Dataset items
>> Begin

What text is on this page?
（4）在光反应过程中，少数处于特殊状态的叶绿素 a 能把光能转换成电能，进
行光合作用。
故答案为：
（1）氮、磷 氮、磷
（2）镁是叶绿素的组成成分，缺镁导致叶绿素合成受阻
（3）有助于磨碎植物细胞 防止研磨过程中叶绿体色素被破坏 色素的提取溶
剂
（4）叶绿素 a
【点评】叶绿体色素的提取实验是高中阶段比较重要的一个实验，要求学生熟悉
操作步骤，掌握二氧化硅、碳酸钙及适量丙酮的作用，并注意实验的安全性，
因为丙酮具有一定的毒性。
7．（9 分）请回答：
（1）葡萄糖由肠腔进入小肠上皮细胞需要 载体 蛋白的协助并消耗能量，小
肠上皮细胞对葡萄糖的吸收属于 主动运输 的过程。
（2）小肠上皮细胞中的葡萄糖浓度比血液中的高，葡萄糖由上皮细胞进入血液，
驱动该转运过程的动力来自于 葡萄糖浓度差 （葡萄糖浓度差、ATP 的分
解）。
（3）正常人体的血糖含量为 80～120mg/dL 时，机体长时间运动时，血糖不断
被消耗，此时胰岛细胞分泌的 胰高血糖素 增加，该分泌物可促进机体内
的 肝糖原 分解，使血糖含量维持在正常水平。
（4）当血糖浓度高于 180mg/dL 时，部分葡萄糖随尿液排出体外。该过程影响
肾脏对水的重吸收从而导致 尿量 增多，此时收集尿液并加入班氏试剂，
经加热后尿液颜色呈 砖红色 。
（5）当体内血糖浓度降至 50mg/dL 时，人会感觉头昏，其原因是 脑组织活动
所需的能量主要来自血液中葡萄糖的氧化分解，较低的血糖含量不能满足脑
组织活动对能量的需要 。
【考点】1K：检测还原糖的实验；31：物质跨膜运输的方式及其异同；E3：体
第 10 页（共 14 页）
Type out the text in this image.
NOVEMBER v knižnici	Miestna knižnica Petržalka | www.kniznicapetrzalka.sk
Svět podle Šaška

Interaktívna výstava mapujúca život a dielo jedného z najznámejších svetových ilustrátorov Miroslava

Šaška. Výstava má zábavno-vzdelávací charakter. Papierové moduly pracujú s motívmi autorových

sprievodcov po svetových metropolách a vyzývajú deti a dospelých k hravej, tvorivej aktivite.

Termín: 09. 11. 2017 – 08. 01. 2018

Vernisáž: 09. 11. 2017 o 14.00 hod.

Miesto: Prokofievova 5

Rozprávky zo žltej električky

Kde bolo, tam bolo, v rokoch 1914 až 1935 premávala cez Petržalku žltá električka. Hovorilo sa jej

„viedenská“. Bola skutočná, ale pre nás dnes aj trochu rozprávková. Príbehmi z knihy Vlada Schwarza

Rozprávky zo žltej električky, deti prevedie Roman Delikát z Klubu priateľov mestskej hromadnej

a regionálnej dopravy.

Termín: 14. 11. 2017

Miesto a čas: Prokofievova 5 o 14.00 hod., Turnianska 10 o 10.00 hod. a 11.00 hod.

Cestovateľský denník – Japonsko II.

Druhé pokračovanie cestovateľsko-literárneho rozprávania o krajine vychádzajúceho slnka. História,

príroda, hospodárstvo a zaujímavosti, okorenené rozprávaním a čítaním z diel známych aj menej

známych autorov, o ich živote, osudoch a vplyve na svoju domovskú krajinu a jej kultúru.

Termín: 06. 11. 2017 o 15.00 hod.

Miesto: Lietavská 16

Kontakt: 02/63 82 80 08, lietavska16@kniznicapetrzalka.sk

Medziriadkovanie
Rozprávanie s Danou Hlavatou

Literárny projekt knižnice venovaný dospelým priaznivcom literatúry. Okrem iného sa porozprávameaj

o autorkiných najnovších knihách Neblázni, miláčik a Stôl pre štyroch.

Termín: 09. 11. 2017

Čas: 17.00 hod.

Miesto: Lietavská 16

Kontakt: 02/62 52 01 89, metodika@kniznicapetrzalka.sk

>> End

*Short problem*
Restate each record exactly as written.

*Response to the task*
What text is on this page?
（4）在光反应过程中，少数处于特殊状态的叶绿素 a 能把光能转换成电能，进
行光合作用。
故答案为：
（1）氮、磷 氮、磷
（2）镁是叶绿素的组成成分，缺镁导致叶绿素合成受阻
（3）有助于磨碎植物细胞 防止研磨过程中叶绿体色素被破坏 色素的提取溶
剂
（4）叶绿素 a
【点评】叶绿体色素的提取实验是高中阶段比较重要的一个实验，要求学生熟悉
操作步骤，掌握二氧化硅、碳酸钙及适量丙酮的作用，并注意实验的安全性，
因为丙酮具有一定的毒性。
7．（9 分）请回答：
（1）葡萄糖由肠腔进入小肠上皮细胞需要 载体 蛋白的协助并消耗能量，小
肠上皮细胞对葡萄糖的吸收属于 主动运输 的过程。
（2）小肠上皮细胞中的葡萄糖浓度比血液中的高，葡萄糖由上皮细胞进入血液，
驱动该转运过程的动力来自于 葡萄糖浓度差 （葡萄糖浓度差、ATP 的分
解）。
（3）正常人体的血糖含量为 80～120mg/dL 时，机体长时间运动时，血糖不断
被消耗，此时胰岛细胞分泌的 胰高血糖素 增加，该分泌物可促进机体内
的 肝糖原 分解，使血糖含量维持在正常水平。
（4）当血糖浓度高于 180mg/dL 时，部分葡萄糖随尿液排出体外。该过程影响
肾脏对水的重吸收从而导致 尿量 增多，此时收集尿液并加入班氏试剂，
经加热后尿液颜色呈 砖红色 。
（5）当体内血糖浓度降至 50mg/dL 时，人会感觉头昏，其原因是 脑组织活动
所需的能量主要来自血液中葡萄糖的氧化分解，较低的血糖含量不能满足脑
组织活动对能量的需要 。
【考点】1K：检测还原糖的实验；31：物质跨膜运输的方式及其异同；E3：体
第 10 页（共 14 页）
Type out the text in this image.
NOVEMBER v knižnici	Miestna knižnica Petržalka | www.kniznicapetrzalka.sk
Svět podle Šaška

Interaktívna výstava mapujúca život a dielo jedného z najznámejších svetových ilustrátorov Miroslava

Šaška. Výstava má zábavno-vzdelávací charakter. Papierové moduly pracujú s motívmi autorových

sprievodcov po svetových metropolách a vyzývajú deti a dospelých k hravej, tvorivej aktivite.

Termín: 09. 11. 2017 – 08. 01. 2018

Vernisáž: 09. 11. 2017 o 14.00 hod.

Miesto: Prokofievova 5

Rozprávky zo žltej električky

Kde bolo, tam bolo, v rokoch 1914 až 1935 premávala cez Petržalku žltá električka. Hovorilo sa jej

„viedenská“. Bola skutočná, ale pre nás dnes aj trochu rozprávková. Príbehmi z knihy Vlada Schwarza

Rozprávky zo žltej električky, deti prevedie Roman Delikát z Klubu priateľov mestskej hromadnej

a regionálnej dopravy.

Termín: 14. 11. 2017

Miesto a čas: Prokofievova 5 o 14.00 hod., Turnianska 10 o 10.00 hod. a 11.00 hod.

Cestovateľský denník – Japonsko II.

Druhé pokračovanie cestovateľsko-literárneho rozprávania o krajine vychádzajúceho slnka. História,

príroda, hospodárstvo a zaujímavosti, okorenené rozprávaním a čítaním z diel známych aj menej

známych autorov, o ich živote, osudoch a vplyve na svoju domovskú krajinu a jej kultúru.

Termín: 06. 11. 2017 o 15.00 hod.

Miesto: Lietavská 16

Kontakt: 02/63 82 80 08, lietavska16@kniznicapetrzalka.sk

Medziriadkovanie
Rozprávanie s Danou Hlavatou

Literárny projekt knižnice venovaný dospelým priaznivcom literatúry. Okrem iného sa porozprávameaj

o autorkiných najnovších knihách Neblázni, miláčik a Stôl pre štyroch.

Termín: 09. 11. 2017

Čas: 17.00 hod.

Miesto: Lietavská 16

Kontakt: 02/62 52 01 89, metodika@kniznicapetrzalka.sk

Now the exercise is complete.